*What to do*: Below is a block of records; return all of them exactly, but without the images.

*Records for this exercise*:

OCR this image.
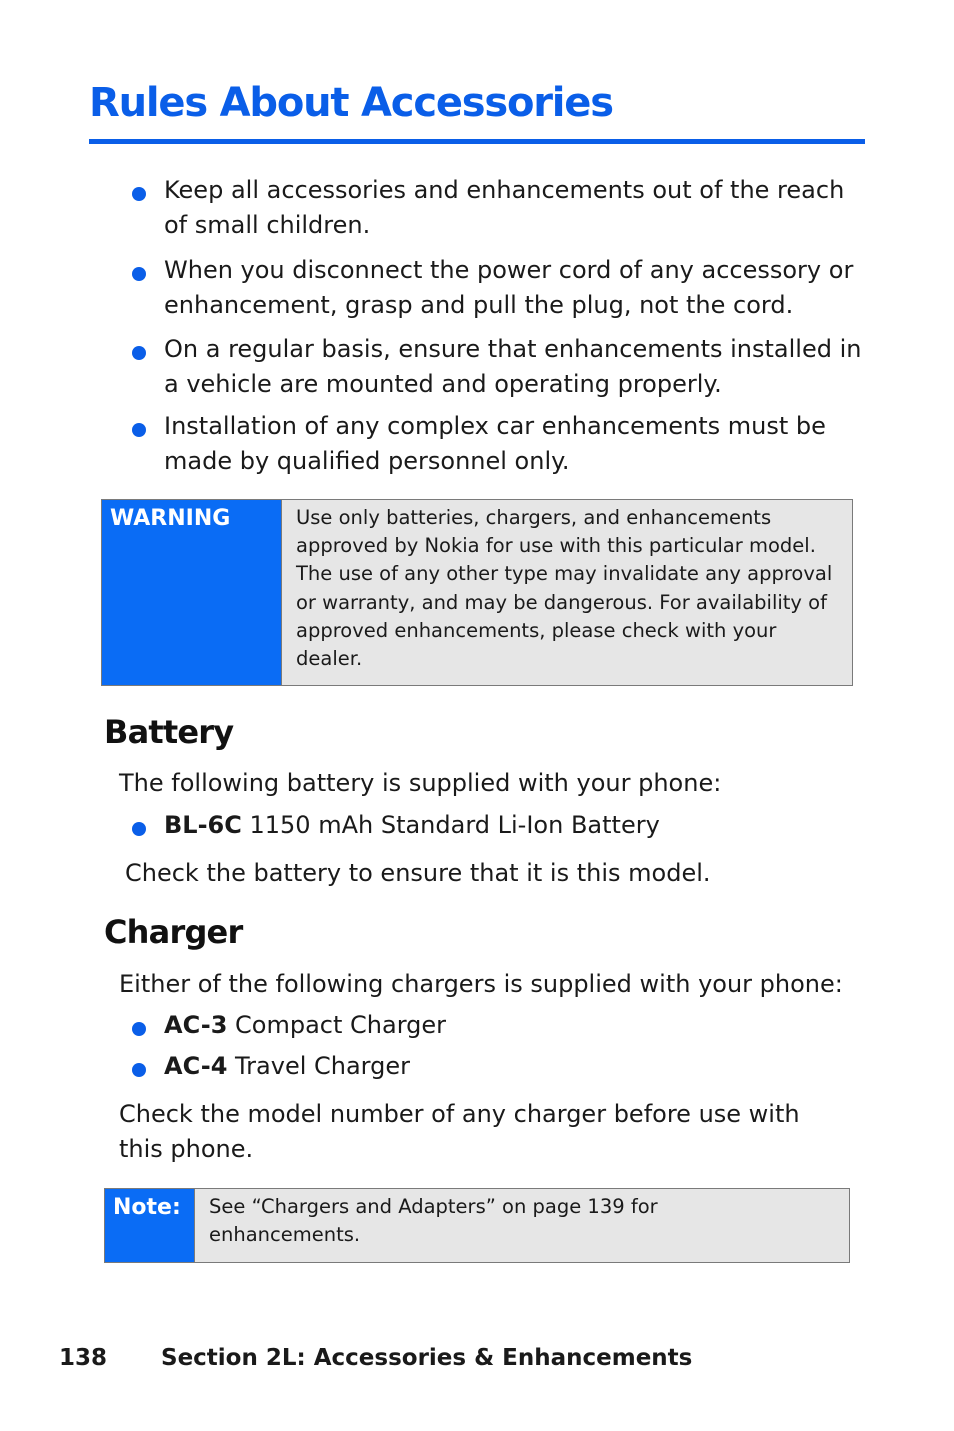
Rules About Accessories
Keep all accessories and enhancements out of the reach of small children.
When you disconnect the power cord of any accessory or enhancement, grasp and pull the plug, not the cord.
On a regular basis, ensure that enhancements installed in a vehicle are mounted and operating properly.
Installation of any complex car enhancements must be made by qualified personnel only.
WARNING	Use only batteries, chargers, and enhancements approved by Nokia for use with this particular model. The use of any other type may invalidate any approval or warranty, and may be dangerous. For availability of approved enhancements, please check with your dealer.
Battery

The following battery is supplied with your phone:

BL-6C 1150 mAh Standard Li-Ion Battery

Check the battery to ensure that it is this model.

Charger

Either of the following chargers is supplied with your phone:

AC-3 Compact Charger
AC-4 Travel Charger

Check the model number of any charger before use with this phone.

Note:	See “Chargers and Adapters” on page 139 for enhancements.
138 Section 2L: Accessories & Enhancements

*Solution to this task*:
OCR this image.
Rules About Accessories
Keep all accessories and enhancements out of the reach of small children.
When you disconnect the power cord of any accessory or enhancement, grasp and pull the plug, not the cord.
On a regular basis, ensure that enhancements installed in a vehicle are mounted and operating properly.
Installation of any complex car enhancements must be made by qualified personnel only.
WARNING	Use only batteries, chargers, and enhancements approved by Nokia for use with this particular model. The use of any other type may invalidate any approval or warranty, and may be dangerous. For availability of approved enhancements, please check with your dealer.
Battery

The following battery is supplied with your phone:

BL-6C 1150 mAh Standard Li-Ion Battery

Check the battery to ensure that it is this model.

Charger

Either of the following chargers is supplied with your phone:

AC-3 Compact Charger
AC-4 Travel Charger

Check the model number of any charger before use with this phone.

Note:	See “Chargers and Adapters” on page 139 for enhancements.
138 Section 2L: Accessories & Enhancements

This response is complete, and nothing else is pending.